[Data lines]
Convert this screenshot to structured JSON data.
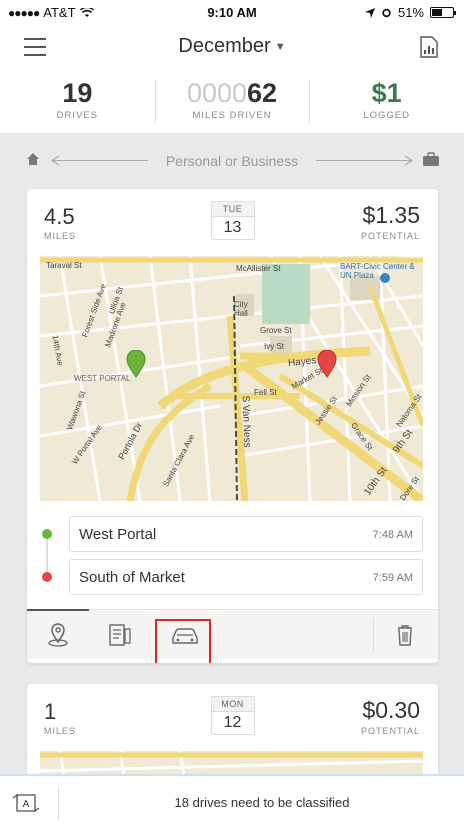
{
  "status_bar": {
    "carrier": "AT&T",
    "time": "9:10 AM",
    "battery": "51%",
    "battery_level": 0.51
  },
  "header": {
    "month": "December"
  },
  "stats": {
    "drives": {
      "value": "19",
      "label": "DRIVES"
    },
    "miles": {
      "faded": "0000",
      "value": "62",
      "label": "MILES DRIVEN"
    },
    "logged": {
      "value": "$1",
      "label": "LOGGED"
    }
  },
  "swipe_hint": "Personal or Business",
  "drives": [
    {
      "miles": "4.5",
      "miles_label": "MILES",
      "dow": "TUE",
      "day": "13",
      "potential": "$1.35",
      "potential_label": "POTENTIAL",
      "start": {
        "name": "West Portal",
        "time": "7:48 AM"
      },
      "end": {
        "name": "South of Market",
        "time": "7:59 AM"
      },
      "map_labels": {
        "taraval": "Taraval St",
        "west_portal": "WEST PORTAL",
        "hayes": "Hayes St",
        "fell": "Fell St",
        "city_hall": "City Hall",
        "grove": "Grove St",
        "ivy": "Ivy St",
        "bart": "BART-Civic Center & UN Plaza",
        "portola": "Portola Dr",
        "mission": "Mission St",
        "tenth": "10th St",
        "ninth": "9th St",
        "van_ness": "S Van Ness",
        "mcallister": "McAllister St",
        "ulloa": "Ulloa St",
        "forest_side": "Forest Side Ave",
        "madrone": "Madrone Ave",
        "wawona": "Wawona St",
        "w_portal_ave": "W Portal Ave",
        "santa_clara": "Santa Clara Ave",
        "fourteenth": "14th Ave",
        "jessie": "Jessie St",
        "grace": "Grace St",
        "market": "Market St",
        "dore": "Dore St",
        "natoma": "Natoma St"
      }
    },
    {
      "miles": "1",
      "miles_label": "MILES",
      "dow": "MON",
      "day": "12",
      "potential": "$0.30",
      "potential_label": "POTENTIAL"
    }
  ],
  "bottom": {
    "message": "18 drives need to be classified"
  },
  "colors": {
    "logged_green": "#3a7a4a",
    "start_pin": "#6bb33a",
    "end_pin": "#e84545",
    "highlight": "#e1251b"
  },
  "icons": [
    "menu-icon",
    "report-icon",
    "home-icon",
    "briefcase-icon",
    "map-pin-icon",
    "expense-icon",
    "car-icon",
    "trash-icon",
    "auto-classify-icon"
  ]
}
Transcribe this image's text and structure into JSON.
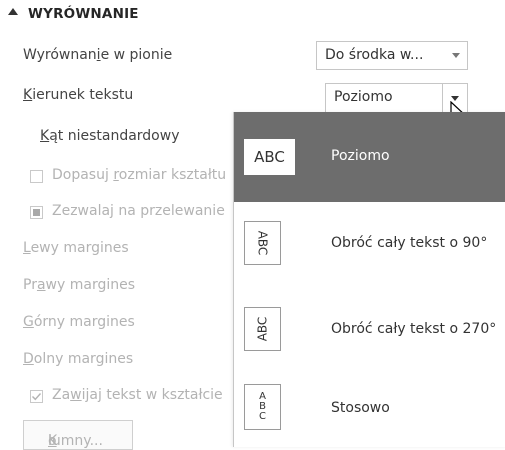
{
  "section": {
    "title": "WYRÓWNANIE",
    "icon": "collapse-triangle-icon"
  },
  "rows": {
    "vertical_align": {
      "label_pre": "Wyrównan",
      "label_u": "i",
      "label_post": "e w pionie",
      "value": "Do środka w..."
    },
    "text_direction": {
      "label_pre": "",
      "label_u": "K",
      "label_post": "ierunek tekstu",
      "value": "Poziomo"
    },
    "custom_angle": {
      "label_pre": "",
      "label_u": "K",
      "label_post": "ąt niestandardowy"
    },
    "autofit": {
      "label_pre": "Dopasuj ",
      "label_u": "r",
      "label_post": "ozmiar kształtu"
    },
    "allow_overflow": {
      "label": "Zezwalaj na przelewanie"
    },
    "left_margin": {
      "label_pre": "",
      "label_u": "L",
      "label_post": "ewy margines"
    },
    "right_margin": {
      "label_pre": "Pr",
      "label_u": "a",
      "label_post": "wy margines"
    },
    "top_margin": {
      "label_pre": "",
      "label_u": "G",
      "label_post": "órny margines"
    },
    "bottom_margin": {
      "label_pre": "",
      "label_u": "D",
      "label_post": "olny margines"
    },
    "wrap_text": {
      "label_pre": "Za",
      "label_u": "w",
      "label_post": "ijaj tekst w kształcie"
    },
    "columns_button": {
      "label_pre": "K",
      "label_u": "o",
      "label_post": "lumny..."
    }
  },
  "dropdown": {
    "options": [
      {
        "label": "Poziomo",
        "icon_text": "ABC",
        "icon": "horizontal-text-icon",
        "selected": true
      },
      {
        "label": "Obróć cały tekst o 90°",
        "icon_text": "ABC",
        "icon": "rotate-90-text-icon",
        "selected": false
      },
      {
        "label": "Obróć cały tekst o 270°",
        "icon_text": "ABC",
        "icon": "rotate-270-text-icon",
        "selected": false
      },
      {
        "label": "Stosowo",
        "icon_text": "ABC",
        "icon": "stacked-text-icon",
        "selected": false
      }
    ]
  },
  "colors": {
    "selected_bg": "#6d6d6d",
    "disabled_text": "#b3b3b3",
    "text": "#444444"
  }
}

[Problem to work on]
Transcribe all the data word for word; the images stay out.

[Result of the exercise]
Convert this screenshot to structured JSON data.
{
  "status_bar": {
    "carrier": "AT&T",
    "time": "9:10 AM",
    "battery": "51%",
    "battery_level": 0.51
  },
  "header": {
    "month": "December"
  },
  "stats": {
    "drives": {
      "value": "19",
      "label": "DRIVES"
    },
    "miles": {
      "faded": "0000",
      "value": "62",
      "label": "MILES DRIVEN"
    },
    "logged": {
      "value": "$1",
      "label": "LOGGED"
    }
  },
  "swipe_hint": "Personal or Business",
  "drives": [
    {
      "miles": "4.5",
      "miles_label": "MILES",
      "dow": "TUE",
      "day": "13",
      "potential": "$1.35",
      "potential_label": "POTENTIAL",
      "start": {
        "name": "West Portal",
        "time": "7:48 AM"
      },
      "end": {
        "name": "South of Market",
        "time": "7:59 AM"
      },
      "map_labels": {
        "taraval": "Taraval St",
        "west_portal": "WEST PORTAL",
        "hayes": "Hayes St",
        "fell": "Fell St",
        "city_hall": "City Hall",
        "grove": "Grove St",
        "ivy": "Ivy St",
        "bart": "BART-Civic Center & UN Plaza",
        "portola": "Portola Dr",
        "mission": "Mission St",
        "tenth": "10th St",
        "ninth": "9th St",
        "van_ness": "S Van Ness",
        "mcallister": "McAllister St",
        "ulloa": "Ulloa St",
        "forest_side": "Forest Side Ave",
        "madrone": "Madrone Ave",
        "wawona": "Wawona St",
        "w_portal_ave": "W Portal Ave",
        "santa_clara": "Santa Clara Ave",
        "fourteenth": "14th Ave",
        "jessie": "Jessie St",
        "grace": "Grace St",
        "market": "Market St",
        "dore": "Dore St",
        "natoma": "Natoma St"
      }
    },
    {
      "miles": "1",
      "miles_label": "MILES",
      "dow": "MON",
      "day": "12",
      "potential": "$0.30",
      "potential_label": "POTENTIAL"
    }
  ],
  "bottom": {
    "message": "18 drives need to be classified"
  },
  "colors": {
    "logged_green": "#3a7a4a",
    "start_pin": "#6bb33a",
    "end_pin": "#e84545",
    "highlight": "#e1251b"
  },
  "icons": [
    "menu-icon",
    "report-icon",
    "home-icon",
    "briefcase-icon",
    "map-pin-icon",
    "expense-icon",
    "car-icon",
    "trash-icon",
    "auto-classify-icon"
  ]
}
Transcribe this image's text and structure into JSON.
{
  "section": {
    "title": "WYRÓWNANIE",
    "icon": "collapse-triangle-icon"
  },
  "rows": {
    "vertical_align": {
      "label_pre": "Wyrównan",
      "label_u": "i",
      "label_post": "e w pionie",
      "value": "Do środka w..."
    },
    "text_direction": {
      "label_pre": "",
      "label_u": "K",
      "label_post": "ierunek tekstu",
      "value": "Poziomo"
    },
    "custom_angle": {
      "label_pre": "",
      "label_u": "K",
      "label_post": "ąt niestandardowy"
    },
    "autofit": {
      "label_pre": "Dopasuj ",
      "label_u": "r",
      "label_post": "ozmiar kształtu"
    },
    "allow_overflow": {
      "label": "Zezwalaj na przelewanie"
    },
    "left_margin": {
      "label_pre": "",
      "label_u": "L",
      "label_post": "ewy margines"
    },
    "right_margin": {
      "label_pre": "Pr",
      "label_u": "a",
      "label_post": "wy margines"
    },
    "top_margin": {
      "label_pre": "",
      "label_u": "G",
      "label_post": "órny margines"
    },
    "bottom_margin": {
      "label_pre": "",
      "label_u": "D",
      "label_post": "olny margines"
    },
    "wrap_text": {
      "label_pre": "Za",
      "label_u": "w",
      "label_post": "ijaj tekst w kształcie"
    },
    "columns_button": {
      "label_pre": "K",
      "label_u": "o",
      "label_post": "lumny..."
    }
  },
  "dropdown": {
    "options": [
      {
        "label": "Poziomo",
        "icon_text": "ABC",
        "icon": "horizontal-text-icon",
        "selected": true
      },
      {
        "label": "Obróć cały tekst o 90°",
        "icon_text": "ABC",
        "icon": "rotate-90-text-icon",
        "selected": false
      },
      {
        "label": "Obróć cały tekst o 270°",
        "icon_text": "ABC",
        "icon": "rotate-270-text-icon",
        "selected": false
      },
      {
        "label": "Stosowo",
        "icon_text": "ABC",
        "icon": "stacked-text-icon",
        "selected": false
      }
    ]
  },
  "colors": {
    "selected_bg": "#6d6d6d",
    "disabled_text": "#b3b3b3",
    "text": "#444444"
  }
}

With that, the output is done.